▶ Consigne écrite A: Reproduisez à l'identique le passage de l'extrait sur le capital productif qui s'ouvre sur les mots contenant « Plus le coût » et se clôt sur « quantité de capital. ».
▶ Consigne écrite B: Dans l'extrait sur le capital productif, réécrivez sous forme de liste plus brève le paragraphe qui commence par « Noter que, dans cette théorie », en conservant ses faits principaux.
▶ Consigne écrite C: D'après l'extrait sur le capital productif, que fait de son capital celui qui achète des livres sur les fleurs ?

▶ Extrait source:
|---|
Plus le coût d'opportunité est faible, plus l'action est bonne. L'action qui est à préférer est celle dont le coût d'opportunité est nulle, donc celle qui apporte la plus grande quantité de capital. 
Noter que, dans cette théorie, le capital n'est pas toujours détruit dans la consommation, car il est parfois transformé en capital improductif. Celui qui achète des livres sur les fleurs transforme son capital productif en capital improductif. Mais il reste toujours possible de rendre ce capital à nouveau productif. Par exemple, si cet individu tente de revendre son livre d'occasion, son capital redevient productif. Ceci a une signification importante : investir, c'est souvent transformer du capital improductif en capital productif. L'investisseur est celui qui sait voir que certaines choses que l'on avait pas pensé à vendre peuvent en réalité trouver preneur. Il y avait ce livre qui prenait la poussière sur une étagère. C'était improductif. L'investisseur voit le capital productif et propose de faire quelque chose de ce livre. Mon exemple est simple, mais la conséquence est que n'importe quoi est potentiellement capital productif, à partir du moment où l'investisseur trouve une manière de le placer sur un marché. Le rapport avec le protestantisme est le suivant : dans un monde dont Dieu s'est retiré (les protestants ne croient pas aux miracles), pouvoir montrer que chacune des choses du monde a de la valeur, est productif, c'est rendre gloire à Dieu. Laisser des choses improductives, c'est dire que l'oeuvre de Dieu ne sert à rien. Rendre sa création productive, c'est dire que son oeuvre est utile. Être un investisseur, c'est être le porte-parole de Dieu chargé de montrer que tout ce qu'a fait Dieu est bon, est utile.
|---|
▶ Enregistrements contenus dans un jeu de données:
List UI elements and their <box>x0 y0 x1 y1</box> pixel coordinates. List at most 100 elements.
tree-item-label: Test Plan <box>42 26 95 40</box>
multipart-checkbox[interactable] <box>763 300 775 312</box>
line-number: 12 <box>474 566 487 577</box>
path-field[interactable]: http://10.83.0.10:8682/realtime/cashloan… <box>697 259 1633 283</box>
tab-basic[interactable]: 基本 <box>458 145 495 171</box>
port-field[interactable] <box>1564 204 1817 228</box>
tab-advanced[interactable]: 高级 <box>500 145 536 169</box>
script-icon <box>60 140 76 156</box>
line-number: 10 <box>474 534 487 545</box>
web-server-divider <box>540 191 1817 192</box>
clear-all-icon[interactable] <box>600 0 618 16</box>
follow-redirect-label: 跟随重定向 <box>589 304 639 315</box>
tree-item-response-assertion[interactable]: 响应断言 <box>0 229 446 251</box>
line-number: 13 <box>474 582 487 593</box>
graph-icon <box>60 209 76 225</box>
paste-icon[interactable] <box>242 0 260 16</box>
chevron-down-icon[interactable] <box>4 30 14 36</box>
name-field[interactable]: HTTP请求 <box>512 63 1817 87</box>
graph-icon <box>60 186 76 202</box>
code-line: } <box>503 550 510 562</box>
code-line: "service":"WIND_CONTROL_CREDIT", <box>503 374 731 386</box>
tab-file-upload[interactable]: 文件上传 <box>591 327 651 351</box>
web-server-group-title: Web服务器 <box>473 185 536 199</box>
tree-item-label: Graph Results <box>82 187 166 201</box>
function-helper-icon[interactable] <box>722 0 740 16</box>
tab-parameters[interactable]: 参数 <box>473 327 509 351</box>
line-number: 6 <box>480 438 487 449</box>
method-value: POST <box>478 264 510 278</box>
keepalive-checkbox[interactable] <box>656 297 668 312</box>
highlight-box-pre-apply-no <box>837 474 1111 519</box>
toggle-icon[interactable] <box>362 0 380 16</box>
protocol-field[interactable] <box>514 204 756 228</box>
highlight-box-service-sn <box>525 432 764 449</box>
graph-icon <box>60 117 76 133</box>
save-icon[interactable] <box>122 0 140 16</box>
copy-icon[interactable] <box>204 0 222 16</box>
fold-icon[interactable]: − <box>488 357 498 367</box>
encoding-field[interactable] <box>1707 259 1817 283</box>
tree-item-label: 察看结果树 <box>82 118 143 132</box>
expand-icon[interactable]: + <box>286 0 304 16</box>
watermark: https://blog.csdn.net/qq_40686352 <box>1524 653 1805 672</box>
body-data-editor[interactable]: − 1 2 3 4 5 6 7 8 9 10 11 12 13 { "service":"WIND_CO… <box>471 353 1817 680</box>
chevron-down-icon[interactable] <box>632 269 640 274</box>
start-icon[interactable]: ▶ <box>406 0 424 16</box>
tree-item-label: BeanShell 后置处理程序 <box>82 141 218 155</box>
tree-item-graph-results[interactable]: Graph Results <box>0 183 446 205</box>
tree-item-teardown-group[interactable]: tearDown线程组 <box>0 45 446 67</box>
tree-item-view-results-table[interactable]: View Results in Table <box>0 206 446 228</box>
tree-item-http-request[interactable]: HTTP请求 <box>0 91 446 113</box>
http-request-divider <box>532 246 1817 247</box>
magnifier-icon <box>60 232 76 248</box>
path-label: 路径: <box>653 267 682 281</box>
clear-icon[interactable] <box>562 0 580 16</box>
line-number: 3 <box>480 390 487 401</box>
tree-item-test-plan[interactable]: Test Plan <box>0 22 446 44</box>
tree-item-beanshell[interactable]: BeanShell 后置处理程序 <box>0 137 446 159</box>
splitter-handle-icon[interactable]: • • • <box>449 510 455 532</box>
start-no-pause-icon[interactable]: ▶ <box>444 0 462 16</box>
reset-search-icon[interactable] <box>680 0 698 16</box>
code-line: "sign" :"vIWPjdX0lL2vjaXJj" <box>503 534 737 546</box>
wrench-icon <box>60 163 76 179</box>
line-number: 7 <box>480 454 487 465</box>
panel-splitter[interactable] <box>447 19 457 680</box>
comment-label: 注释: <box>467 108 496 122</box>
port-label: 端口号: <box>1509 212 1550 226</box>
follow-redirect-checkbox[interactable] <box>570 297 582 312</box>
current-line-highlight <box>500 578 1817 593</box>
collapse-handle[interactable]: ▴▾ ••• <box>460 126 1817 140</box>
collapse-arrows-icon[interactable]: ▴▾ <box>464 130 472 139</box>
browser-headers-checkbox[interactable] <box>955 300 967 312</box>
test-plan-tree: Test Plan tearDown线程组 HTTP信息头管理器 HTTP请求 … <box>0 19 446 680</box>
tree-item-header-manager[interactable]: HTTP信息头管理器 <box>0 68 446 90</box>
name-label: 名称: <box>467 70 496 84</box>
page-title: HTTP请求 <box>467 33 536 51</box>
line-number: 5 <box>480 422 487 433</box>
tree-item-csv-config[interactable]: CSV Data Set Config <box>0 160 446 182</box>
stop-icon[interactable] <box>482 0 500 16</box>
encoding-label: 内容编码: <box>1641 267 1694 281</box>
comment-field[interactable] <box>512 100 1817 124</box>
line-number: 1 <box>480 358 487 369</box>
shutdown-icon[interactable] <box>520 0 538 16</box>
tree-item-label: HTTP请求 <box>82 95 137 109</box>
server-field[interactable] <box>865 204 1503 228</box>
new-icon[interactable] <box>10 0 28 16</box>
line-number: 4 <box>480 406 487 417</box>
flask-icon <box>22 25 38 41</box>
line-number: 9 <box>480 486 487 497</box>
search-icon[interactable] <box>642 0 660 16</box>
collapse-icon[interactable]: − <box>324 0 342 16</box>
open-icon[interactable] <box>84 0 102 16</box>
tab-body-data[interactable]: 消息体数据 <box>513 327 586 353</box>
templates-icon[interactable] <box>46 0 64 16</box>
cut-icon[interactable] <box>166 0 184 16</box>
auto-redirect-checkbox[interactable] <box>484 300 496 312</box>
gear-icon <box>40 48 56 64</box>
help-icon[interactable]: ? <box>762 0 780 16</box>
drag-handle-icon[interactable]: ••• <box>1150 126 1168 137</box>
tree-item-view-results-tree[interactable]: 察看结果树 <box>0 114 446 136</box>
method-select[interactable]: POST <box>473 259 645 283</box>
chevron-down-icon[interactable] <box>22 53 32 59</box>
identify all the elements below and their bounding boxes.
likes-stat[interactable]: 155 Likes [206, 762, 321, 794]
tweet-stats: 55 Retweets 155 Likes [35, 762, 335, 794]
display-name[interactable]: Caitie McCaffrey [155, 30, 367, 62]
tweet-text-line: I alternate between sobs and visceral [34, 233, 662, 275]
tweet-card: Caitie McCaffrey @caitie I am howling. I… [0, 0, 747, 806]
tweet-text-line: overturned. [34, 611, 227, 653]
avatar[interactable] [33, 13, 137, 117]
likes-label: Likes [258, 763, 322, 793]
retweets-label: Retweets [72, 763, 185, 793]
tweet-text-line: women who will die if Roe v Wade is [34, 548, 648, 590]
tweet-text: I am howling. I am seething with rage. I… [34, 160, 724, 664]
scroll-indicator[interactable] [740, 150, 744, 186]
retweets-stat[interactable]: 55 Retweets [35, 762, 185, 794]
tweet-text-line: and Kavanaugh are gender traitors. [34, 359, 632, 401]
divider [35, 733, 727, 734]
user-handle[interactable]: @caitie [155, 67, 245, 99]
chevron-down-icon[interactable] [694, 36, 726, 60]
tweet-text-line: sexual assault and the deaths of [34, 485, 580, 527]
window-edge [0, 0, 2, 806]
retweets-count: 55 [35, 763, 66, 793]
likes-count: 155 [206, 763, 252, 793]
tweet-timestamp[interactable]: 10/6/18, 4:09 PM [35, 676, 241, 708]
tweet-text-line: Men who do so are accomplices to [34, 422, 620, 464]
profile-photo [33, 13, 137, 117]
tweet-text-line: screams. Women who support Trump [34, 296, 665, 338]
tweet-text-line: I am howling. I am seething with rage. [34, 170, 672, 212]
|---|
▶ Solution A:
Plus le coût d'opportunité est faible, plus l'action est bonne. L'action qui est à préférer est celle dont le coût d'opportunité est nulle, donc celle qui apporte la plus grande quantité de capital.

▶ Solution B:
- Dans cette théorie, la consommation ne détruit pas toujours le capital. Elle le transforme parfois en capital improductif, comme lorsqu'on achète des livres sur les fleurs.
- Ce capital peut redevenir productif, par exemple si l'on revend le livre d'occasion.
- Investir, c'est souvent rendre productif du capital improductif. L'investisseur voit que des choses qu'on n'avait pas pensé à vendre peuvent trouver preneur.
- Tout est donc potentiellement capital productif dès que l'investisseur trouve une manière de le placer sur un marché.
- Lien avec le protestantisme : dans un monde dont Dieu s'est retiré, montrer que chaque chose a de la valeur, c'est rendre gloire à Dieu. Laisser des choses improductives revient à dire que son œuvre ne sert à rien.
- L'investisseur est ainsi le porte-parole de Dieu, chargé de montrer que tout ce qu'il a fait est bon et utile.

▶ Solution C: Il transforme son capital productif en capital improductif.